#### [TASK TO CARRY OUT]
Check every line of the entries below for the word "骋其智识", and copy the ones that have it.

(Collection entries)
┌──

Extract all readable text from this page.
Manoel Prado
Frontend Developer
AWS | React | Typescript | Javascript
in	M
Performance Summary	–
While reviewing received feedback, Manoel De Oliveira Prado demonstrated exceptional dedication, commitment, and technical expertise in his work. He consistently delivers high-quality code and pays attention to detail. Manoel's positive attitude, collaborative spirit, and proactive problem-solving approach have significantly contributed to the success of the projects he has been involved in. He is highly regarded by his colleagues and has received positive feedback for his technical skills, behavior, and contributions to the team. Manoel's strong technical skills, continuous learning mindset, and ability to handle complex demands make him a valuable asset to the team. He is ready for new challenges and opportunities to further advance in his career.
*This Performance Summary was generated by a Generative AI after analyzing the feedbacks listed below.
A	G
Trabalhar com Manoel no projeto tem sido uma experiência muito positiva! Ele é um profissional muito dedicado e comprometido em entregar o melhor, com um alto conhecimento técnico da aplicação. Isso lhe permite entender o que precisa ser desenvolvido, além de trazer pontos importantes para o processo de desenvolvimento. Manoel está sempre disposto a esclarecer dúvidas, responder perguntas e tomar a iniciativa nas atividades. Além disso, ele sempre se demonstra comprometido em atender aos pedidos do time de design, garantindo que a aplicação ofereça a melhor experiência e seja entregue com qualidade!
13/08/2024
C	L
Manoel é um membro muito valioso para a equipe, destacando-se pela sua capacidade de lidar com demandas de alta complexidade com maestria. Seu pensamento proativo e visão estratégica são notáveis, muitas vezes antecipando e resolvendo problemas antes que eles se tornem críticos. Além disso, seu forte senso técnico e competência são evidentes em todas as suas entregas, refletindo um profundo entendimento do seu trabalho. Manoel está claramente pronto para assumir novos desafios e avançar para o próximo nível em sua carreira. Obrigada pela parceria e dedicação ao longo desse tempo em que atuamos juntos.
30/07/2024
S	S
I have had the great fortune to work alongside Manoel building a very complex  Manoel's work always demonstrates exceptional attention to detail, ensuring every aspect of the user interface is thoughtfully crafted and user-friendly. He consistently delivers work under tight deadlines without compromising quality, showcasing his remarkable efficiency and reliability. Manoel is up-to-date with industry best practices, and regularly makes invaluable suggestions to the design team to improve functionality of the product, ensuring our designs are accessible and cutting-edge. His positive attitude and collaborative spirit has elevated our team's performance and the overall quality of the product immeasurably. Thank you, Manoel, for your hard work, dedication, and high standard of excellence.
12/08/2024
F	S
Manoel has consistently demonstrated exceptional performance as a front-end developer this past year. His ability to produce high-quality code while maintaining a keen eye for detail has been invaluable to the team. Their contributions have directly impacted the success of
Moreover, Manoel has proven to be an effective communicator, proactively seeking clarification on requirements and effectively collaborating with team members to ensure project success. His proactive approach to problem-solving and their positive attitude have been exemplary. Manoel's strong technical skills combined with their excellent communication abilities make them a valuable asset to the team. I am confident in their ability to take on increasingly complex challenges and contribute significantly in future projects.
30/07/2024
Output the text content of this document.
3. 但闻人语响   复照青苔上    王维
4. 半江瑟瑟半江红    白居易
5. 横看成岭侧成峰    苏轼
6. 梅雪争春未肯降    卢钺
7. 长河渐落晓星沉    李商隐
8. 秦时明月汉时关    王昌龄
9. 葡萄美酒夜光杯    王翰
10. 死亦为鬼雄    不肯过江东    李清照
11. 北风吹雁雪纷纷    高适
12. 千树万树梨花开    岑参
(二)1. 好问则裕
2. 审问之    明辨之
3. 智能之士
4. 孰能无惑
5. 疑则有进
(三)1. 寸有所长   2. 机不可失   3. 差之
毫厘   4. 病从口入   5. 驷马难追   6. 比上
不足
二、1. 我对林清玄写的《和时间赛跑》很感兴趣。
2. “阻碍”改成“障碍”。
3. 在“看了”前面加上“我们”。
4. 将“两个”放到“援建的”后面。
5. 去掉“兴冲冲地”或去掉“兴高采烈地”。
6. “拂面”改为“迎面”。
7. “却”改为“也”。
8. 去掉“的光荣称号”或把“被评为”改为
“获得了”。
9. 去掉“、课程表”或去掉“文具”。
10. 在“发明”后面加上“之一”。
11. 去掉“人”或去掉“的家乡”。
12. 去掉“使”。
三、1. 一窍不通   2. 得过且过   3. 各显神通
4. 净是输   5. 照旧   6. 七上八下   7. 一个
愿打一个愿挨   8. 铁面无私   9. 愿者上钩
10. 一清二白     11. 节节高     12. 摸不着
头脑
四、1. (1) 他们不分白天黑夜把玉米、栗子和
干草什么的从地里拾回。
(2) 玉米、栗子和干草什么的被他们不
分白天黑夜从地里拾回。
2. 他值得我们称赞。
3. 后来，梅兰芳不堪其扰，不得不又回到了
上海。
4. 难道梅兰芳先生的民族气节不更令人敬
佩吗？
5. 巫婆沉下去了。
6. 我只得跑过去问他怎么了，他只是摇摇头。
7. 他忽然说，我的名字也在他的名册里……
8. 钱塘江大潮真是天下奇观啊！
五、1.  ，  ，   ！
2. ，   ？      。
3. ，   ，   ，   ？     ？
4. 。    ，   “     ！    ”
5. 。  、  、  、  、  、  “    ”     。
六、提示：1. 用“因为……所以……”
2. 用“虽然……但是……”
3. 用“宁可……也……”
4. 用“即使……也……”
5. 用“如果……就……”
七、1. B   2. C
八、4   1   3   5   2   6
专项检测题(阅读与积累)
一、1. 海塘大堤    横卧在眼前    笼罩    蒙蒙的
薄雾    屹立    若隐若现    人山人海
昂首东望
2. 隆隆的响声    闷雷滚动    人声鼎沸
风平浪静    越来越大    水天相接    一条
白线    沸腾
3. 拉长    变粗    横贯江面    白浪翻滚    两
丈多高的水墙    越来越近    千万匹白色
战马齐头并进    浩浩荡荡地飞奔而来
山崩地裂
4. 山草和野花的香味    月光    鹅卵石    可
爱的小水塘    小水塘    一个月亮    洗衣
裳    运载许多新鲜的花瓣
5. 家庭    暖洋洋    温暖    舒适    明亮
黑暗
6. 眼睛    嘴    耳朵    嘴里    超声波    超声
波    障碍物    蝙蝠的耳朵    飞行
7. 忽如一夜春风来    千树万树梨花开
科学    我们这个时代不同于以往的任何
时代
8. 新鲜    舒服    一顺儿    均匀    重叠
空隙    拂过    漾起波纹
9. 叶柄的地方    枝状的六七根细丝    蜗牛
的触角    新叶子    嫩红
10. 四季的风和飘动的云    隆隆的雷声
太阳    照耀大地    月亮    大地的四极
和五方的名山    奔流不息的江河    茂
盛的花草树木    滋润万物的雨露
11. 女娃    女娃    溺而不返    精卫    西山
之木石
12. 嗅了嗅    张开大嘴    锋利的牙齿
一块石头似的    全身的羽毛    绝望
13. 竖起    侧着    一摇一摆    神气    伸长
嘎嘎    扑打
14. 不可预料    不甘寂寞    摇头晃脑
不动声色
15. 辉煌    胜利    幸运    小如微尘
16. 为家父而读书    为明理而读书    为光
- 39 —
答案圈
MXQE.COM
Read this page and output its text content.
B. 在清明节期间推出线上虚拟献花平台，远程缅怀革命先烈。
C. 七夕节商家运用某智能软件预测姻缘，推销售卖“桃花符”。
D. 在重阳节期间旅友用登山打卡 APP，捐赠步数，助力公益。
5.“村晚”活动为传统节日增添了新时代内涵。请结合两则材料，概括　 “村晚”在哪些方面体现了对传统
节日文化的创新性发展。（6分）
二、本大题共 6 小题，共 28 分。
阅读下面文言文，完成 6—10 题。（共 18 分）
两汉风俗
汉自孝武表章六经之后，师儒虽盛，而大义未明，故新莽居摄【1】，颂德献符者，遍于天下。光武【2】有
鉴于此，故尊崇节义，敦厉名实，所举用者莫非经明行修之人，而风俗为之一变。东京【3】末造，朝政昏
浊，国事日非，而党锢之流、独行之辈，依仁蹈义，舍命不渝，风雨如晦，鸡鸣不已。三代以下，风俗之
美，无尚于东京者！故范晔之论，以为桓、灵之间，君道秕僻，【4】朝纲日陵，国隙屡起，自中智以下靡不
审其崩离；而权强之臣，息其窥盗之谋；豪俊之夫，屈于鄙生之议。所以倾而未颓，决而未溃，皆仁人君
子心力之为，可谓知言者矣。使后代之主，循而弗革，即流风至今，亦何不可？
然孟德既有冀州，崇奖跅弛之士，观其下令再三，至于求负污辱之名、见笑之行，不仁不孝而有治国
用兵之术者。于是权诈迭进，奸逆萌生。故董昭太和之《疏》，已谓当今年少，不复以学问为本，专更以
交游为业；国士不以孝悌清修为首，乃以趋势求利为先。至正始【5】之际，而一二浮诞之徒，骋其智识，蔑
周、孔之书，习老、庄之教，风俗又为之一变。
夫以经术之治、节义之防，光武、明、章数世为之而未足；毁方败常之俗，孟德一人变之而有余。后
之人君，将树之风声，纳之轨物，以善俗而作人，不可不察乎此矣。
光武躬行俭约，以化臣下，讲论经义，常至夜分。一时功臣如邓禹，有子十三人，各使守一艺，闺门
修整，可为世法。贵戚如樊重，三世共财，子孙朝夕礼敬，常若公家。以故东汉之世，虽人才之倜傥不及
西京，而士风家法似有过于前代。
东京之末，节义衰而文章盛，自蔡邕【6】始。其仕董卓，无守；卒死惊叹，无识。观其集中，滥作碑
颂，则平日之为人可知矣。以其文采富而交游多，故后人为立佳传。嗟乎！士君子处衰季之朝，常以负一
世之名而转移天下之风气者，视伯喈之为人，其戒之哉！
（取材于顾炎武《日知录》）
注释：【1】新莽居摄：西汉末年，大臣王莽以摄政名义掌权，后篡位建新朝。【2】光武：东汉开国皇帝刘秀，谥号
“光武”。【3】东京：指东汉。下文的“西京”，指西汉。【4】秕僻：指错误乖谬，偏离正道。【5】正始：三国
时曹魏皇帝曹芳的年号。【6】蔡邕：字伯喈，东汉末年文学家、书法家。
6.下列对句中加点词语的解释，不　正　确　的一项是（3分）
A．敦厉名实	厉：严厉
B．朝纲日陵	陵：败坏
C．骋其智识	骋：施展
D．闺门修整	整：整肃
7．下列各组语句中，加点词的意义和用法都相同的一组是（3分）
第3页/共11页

└──

#### [TASK RESPONSE]
交游为业；国士不以孝悌清修为首，乃以趋势求利为先。至正始【5】之际，而一二浮诞之徒，骋其智识，蔑
C．骋其智识	骋：施展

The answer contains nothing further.